EXERCISE BRIEF:
Copy each line of the listing below word for word, with nothing added or left out.

DATASET EXCERPTS:
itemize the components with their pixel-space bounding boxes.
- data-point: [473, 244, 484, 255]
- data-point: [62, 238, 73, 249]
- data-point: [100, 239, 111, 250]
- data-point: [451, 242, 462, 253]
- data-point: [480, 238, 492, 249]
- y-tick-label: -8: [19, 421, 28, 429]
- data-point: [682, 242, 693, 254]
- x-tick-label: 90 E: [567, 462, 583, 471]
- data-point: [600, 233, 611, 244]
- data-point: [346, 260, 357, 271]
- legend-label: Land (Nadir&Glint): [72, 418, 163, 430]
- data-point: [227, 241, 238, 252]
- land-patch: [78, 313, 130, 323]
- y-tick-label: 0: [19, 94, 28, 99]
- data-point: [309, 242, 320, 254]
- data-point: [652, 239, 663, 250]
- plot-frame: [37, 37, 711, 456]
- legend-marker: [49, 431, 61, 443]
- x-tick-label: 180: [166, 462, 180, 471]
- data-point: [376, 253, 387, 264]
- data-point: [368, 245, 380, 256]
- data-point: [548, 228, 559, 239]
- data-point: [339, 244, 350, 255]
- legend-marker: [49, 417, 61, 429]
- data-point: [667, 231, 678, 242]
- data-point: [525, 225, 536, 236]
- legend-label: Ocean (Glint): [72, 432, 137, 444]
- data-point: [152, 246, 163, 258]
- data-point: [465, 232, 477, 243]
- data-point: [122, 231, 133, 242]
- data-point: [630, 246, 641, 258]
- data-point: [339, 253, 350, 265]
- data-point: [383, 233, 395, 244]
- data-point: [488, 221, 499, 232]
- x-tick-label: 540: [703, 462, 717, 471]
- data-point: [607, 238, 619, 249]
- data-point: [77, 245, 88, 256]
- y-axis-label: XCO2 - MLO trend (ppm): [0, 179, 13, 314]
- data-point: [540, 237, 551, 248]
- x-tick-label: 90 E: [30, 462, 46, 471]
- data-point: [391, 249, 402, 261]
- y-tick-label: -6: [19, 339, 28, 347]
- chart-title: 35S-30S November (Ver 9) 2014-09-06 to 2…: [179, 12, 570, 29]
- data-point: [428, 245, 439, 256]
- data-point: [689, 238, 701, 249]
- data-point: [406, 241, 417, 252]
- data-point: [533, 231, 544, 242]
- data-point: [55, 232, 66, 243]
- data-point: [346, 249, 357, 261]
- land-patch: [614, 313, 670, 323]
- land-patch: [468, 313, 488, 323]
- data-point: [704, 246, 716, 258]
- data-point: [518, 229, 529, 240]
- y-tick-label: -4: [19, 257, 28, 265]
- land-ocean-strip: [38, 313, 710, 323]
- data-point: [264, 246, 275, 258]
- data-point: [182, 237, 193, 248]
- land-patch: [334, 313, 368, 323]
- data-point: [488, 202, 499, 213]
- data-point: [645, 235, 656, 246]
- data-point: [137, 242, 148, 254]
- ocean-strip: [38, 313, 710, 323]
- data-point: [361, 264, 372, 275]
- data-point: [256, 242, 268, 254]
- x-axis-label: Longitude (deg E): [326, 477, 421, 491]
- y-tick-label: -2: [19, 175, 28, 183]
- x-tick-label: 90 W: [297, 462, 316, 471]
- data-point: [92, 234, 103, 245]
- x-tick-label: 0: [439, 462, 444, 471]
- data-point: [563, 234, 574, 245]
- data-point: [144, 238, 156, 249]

EXPECTED ANSWER:
itemize the components with their pixel-space bounding boxes.
- data-point: [473, 244, 484, 255]
- data-point: [62, 238, 73, 249]
- data-point: [100, 239, 111, 250]
- data-point: [451, 242, 462, 253]
- data-point: [480, 238, 492, 249]
- y-tick-label: -8: [19, 421, 28, 429]
- data-point: [682, 242, 693, 254]
- x-tick-label: 90 E: [567, 462, 583, 471]
- data-point: [600, 233, 611, 244]
- data-point: [346, 260, 357, 271]
- legend-label: Land (Nadir&Glint): [72, 418, 163, 430]
- data-point: [227, 241, 238, 252]
- land-patch: [78, 313, 130, 323]
- y-tick-label: 0: [19, 94, 28, 99]
- data-point: [309, 242, 320, 254]
- data-point: [652, 239, 663, 250]
- plot-frame: [37, 37, 711, 456]
- legend-marker: [49, 431, 61, 443]
- x-tick-label: 180: [166, 462, 180, 471]
- data-point: [376, 253, 387, 264]
- data-point: [368, 245, 380, 256]
- data-point: [548, 228, 559, 239]
- data-point: [339, 244, 350, 255]
- legend-marker: [49, 417, 61, 429]
- data-point: [667, 231, 678, 242]
- data-point: [525, 225, 536, 236]
- legend-label: Ocean (Glint): [72, 432, 137, 444]
- data-point: [152, 246, 163, 258]
- data-point: [465, 232, 477, 243]
- data-point: [122, 231, 133, 242]
- data-point: [630, 246, 641, 258]
- data-point: [339, 253, 350, 265]
- data-point: [383, 233, 395, 244]
- data-point: [488, 221, 499, 232]
- x-tick-label: 540: [703, 462, 717, 471]
- data-point: [607, 238, 619, 249]
- data-point: [77, 245, 88, 256]
- y-axis-label: XCO2 - MLO trend (ppm): [0, 179, 13, 314]
- data-point: [540, 237, 551, 248]
- x-tick-label: 90 E: [30, 462, 46, 471]
- data-point: [391, 249, 402, 261]
- y-tick-label: -6: [19, 339, 28, 347]
- chart-title: 35S-30S November (Ver 9) 2014-09-06 to 2…: [179, 12, 570, 29]
- data-point: [428, 245, 439, 256]
- data-point: [689, 238, 701, 249]
- data-point: [406, 241, 417, 252]
- data-point: [533, 231, 544, 242]
- data-point: [55, 232, 66, 243]
- data-point: [346, 249, 357, 261]
- land-patch: [614, 313, 670, 323]
- land-patch: [468, 313, 488, 323]
- data-point: [704, 246, 716, 258]
- data-point: [518, 229, 529, 240]
- y-tick-label: -4: [19, 257, 28, 265]
- land-ocean-strip: [38, 313, 710, 323]
- data-point: [264, 246, 275, 258]
- data-point: [182, 237, 193, 248]
- land-patch: [334, 313, 368, 323]
- data-point: [488, 202, 499, 213]
- data-point: [645, 235, 656, 246]
- data-point: [137, 242, 148, 254]
- ocean-strip: [38, 313, 710, 323]
- data-point: [361, 264, 372, 275]
- data-point: [256, 242, 268, 254]
- x-axis-label: Longitude (deg E): [326, 477, 421, 491]
- y-tick-label: -2: [19, 175, 28, 183]
- x-tick-label: 90 W: [297, 462, 316, 471]
- data-point: [92, 234, 103, 245]
- x-tick-label: 0: [439, 462, 444, 471]
- data-point: [563, 234, 574, 245]
- data-point: [144, 238, 156, 249]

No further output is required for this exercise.